(AIM OF THE TASK)
List the lines of this listing that hold the word "горизонтально".

Stored items from a collection:
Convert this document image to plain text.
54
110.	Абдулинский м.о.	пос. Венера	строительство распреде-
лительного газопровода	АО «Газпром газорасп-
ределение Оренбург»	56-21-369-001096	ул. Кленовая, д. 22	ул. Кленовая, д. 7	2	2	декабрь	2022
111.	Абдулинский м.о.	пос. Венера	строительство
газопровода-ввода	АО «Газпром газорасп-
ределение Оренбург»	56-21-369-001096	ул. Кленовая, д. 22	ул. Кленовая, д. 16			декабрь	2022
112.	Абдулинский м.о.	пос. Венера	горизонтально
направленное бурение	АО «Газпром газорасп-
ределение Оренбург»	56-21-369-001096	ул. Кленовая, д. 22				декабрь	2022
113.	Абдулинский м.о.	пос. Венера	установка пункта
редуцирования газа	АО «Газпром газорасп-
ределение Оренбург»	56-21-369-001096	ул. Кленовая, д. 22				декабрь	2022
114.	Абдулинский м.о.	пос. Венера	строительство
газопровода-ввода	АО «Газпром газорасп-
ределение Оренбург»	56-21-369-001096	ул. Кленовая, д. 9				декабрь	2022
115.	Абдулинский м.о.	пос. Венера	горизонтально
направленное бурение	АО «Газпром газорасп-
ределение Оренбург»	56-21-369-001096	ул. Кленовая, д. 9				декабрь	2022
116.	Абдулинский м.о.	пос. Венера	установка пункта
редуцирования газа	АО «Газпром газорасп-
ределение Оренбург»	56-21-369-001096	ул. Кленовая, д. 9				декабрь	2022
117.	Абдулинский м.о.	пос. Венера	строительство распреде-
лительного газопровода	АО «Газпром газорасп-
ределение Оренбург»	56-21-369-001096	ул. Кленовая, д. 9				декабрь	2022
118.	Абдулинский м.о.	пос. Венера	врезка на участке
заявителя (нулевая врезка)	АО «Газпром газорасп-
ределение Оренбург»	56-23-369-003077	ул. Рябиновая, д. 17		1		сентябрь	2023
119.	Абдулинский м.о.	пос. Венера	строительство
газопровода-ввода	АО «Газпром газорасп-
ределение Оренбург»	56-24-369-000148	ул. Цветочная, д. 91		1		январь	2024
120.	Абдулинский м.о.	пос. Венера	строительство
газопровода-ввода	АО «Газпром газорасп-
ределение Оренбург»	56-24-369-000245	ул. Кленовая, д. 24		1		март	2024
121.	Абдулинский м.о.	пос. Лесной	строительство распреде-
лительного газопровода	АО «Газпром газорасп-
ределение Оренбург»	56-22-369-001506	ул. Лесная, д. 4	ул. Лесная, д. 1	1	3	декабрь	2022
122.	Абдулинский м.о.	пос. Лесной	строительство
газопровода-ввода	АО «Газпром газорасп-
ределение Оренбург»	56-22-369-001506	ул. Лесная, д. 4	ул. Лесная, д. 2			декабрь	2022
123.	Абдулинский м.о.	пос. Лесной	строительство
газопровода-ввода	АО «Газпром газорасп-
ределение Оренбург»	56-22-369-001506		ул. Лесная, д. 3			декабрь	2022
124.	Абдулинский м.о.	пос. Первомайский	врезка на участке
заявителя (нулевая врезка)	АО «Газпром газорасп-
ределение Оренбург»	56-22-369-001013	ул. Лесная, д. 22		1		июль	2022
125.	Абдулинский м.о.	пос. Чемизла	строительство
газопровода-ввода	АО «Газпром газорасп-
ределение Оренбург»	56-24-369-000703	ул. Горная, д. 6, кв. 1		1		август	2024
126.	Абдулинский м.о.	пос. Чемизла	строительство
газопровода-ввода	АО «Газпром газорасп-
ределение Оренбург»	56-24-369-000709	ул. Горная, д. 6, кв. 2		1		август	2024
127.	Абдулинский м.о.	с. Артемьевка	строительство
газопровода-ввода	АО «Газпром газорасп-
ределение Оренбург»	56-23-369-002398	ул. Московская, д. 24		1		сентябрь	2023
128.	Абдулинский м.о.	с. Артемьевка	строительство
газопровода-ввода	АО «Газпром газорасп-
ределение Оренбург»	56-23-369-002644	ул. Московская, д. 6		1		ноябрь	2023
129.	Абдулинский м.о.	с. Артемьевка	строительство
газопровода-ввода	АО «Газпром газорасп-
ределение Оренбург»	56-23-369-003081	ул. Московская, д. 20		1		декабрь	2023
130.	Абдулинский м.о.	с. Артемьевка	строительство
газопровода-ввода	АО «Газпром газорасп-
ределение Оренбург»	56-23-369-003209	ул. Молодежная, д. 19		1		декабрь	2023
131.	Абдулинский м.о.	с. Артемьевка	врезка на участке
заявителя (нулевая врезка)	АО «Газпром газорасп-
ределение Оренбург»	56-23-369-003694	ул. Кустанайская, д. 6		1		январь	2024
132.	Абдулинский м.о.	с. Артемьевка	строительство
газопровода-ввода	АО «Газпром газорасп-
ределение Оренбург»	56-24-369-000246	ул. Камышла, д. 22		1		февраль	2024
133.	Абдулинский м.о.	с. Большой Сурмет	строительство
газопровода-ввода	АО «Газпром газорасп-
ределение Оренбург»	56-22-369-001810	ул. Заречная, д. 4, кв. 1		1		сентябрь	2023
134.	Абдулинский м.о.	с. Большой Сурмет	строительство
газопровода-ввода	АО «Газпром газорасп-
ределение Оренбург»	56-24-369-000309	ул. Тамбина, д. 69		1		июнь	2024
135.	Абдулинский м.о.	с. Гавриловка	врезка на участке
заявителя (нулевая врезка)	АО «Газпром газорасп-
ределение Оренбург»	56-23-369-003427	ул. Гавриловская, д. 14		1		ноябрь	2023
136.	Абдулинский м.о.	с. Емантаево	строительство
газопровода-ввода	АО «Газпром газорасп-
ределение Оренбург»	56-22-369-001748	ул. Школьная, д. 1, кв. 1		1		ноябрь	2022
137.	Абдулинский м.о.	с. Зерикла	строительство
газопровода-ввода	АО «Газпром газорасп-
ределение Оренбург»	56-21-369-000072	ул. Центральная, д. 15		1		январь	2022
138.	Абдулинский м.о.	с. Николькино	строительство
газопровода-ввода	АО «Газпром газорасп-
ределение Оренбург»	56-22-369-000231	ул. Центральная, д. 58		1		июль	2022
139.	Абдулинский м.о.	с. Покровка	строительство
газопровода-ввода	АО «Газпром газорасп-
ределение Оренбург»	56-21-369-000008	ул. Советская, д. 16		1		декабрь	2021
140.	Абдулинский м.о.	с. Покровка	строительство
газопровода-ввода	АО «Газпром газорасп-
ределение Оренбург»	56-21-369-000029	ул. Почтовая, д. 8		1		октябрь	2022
---
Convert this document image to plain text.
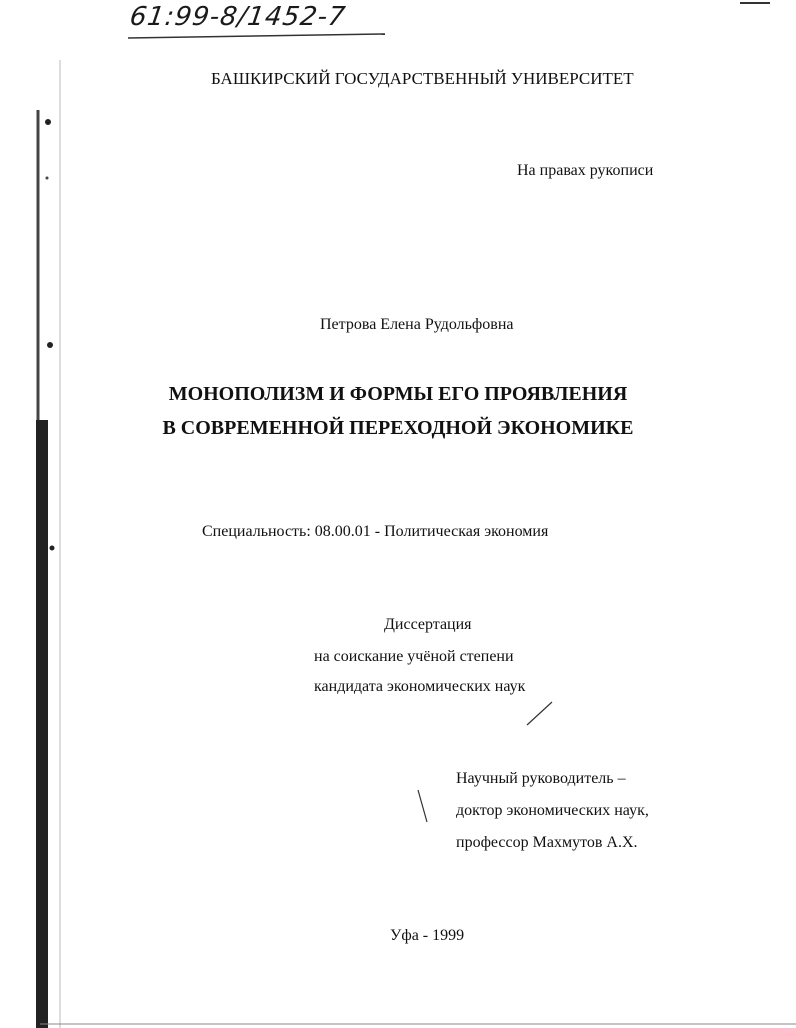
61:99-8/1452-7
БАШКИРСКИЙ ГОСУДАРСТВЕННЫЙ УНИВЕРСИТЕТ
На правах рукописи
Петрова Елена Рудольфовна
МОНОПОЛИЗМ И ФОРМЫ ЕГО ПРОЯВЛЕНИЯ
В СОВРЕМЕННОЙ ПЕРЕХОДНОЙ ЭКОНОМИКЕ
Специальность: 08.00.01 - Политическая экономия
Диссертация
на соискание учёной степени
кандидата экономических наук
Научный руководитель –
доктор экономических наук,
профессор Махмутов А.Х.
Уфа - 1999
---
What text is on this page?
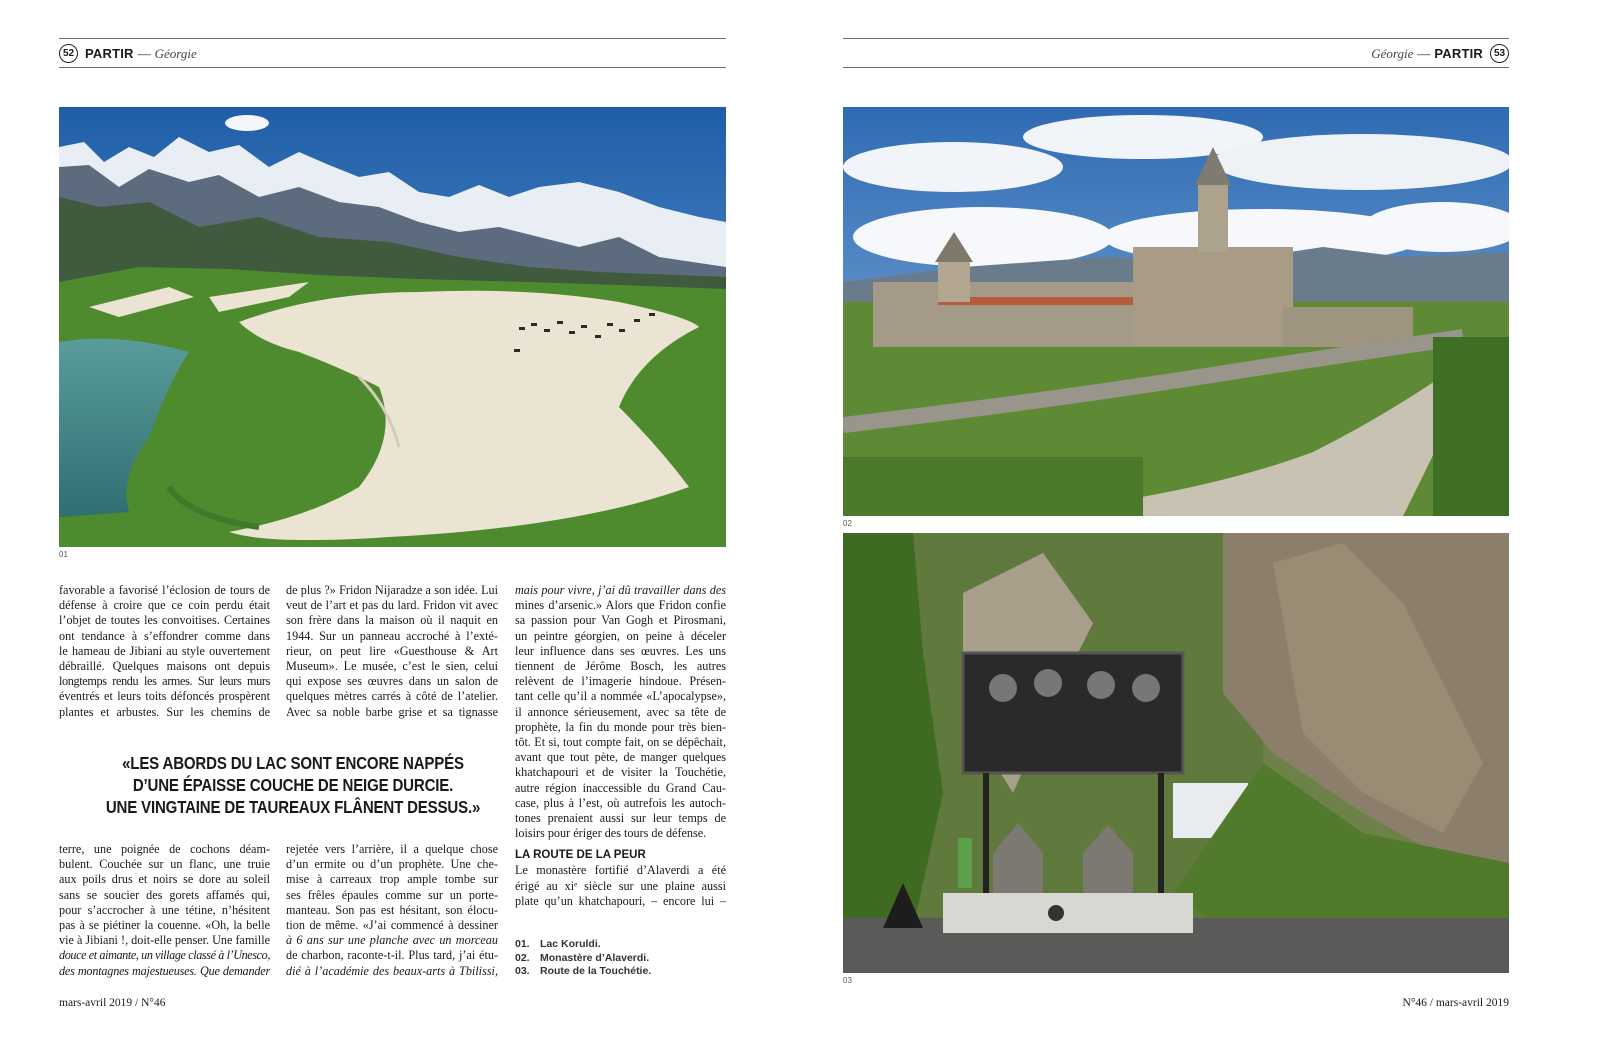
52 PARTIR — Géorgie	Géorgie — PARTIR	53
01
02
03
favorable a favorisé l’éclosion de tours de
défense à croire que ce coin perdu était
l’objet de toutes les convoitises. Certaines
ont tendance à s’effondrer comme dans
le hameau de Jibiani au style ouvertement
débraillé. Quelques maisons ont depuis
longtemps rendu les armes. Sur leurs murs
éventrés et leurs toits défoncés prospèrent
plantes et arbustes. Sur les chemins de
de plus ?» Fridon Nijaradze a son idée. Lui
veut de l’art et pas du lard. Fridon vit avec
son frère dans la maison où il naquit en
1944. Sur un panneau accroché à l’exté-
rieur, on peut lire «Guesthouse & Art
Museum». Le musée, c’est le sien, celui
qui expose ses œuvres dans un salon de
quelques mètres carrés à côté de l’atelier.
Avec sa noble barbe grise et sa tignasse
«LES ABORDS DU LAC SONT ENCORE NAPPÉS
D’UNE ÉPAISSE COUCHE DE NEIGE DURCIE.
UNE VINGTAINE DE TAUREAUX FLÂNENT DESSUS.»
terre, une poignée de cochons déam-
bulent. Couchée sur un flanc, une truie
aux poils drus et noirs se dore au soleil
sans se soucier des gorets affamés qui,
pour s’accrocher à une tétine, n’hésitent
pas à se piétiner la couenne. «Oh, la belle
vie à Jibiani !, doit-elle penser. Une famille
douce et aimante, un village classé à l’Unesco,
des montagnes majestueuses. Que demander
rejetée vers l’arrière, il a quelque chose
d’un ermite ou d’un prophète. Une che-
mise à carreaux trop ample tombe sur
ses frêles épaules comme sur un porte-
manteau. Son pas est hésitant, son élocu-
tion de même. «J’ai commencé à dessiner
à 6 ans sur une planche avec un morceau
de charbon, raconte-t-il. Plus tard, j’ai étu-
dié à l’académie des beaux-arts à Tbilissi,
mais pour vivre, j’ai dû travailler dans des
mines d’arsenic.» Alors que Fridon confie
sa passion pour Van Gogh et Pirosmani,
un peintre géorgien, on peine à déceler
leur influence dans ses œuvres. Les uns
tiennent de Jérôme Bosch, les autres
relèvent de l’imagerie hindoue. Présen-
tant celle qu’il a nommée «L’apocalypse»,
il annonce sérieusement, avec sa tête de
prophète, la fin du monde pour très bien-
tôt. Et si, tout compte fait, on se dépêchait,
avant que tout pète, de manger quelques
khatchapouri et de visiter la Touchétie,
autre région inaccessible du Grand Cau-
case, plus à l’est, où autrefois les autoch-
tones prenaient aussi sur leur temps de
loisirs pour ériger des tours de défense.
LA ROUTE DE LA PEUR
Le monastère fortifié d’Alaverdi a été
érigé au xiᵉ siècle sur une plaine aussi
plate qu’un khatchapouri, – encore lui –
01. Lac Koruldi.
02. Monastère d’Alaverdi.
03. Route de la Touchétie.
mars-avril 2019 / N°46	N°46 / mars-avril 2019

(TASK SOLUTION)
112.	Абдулинский м.о.	пос. Венера	горизонтально
115.	Абдулинский м.о.	пос. Венера	горизонтально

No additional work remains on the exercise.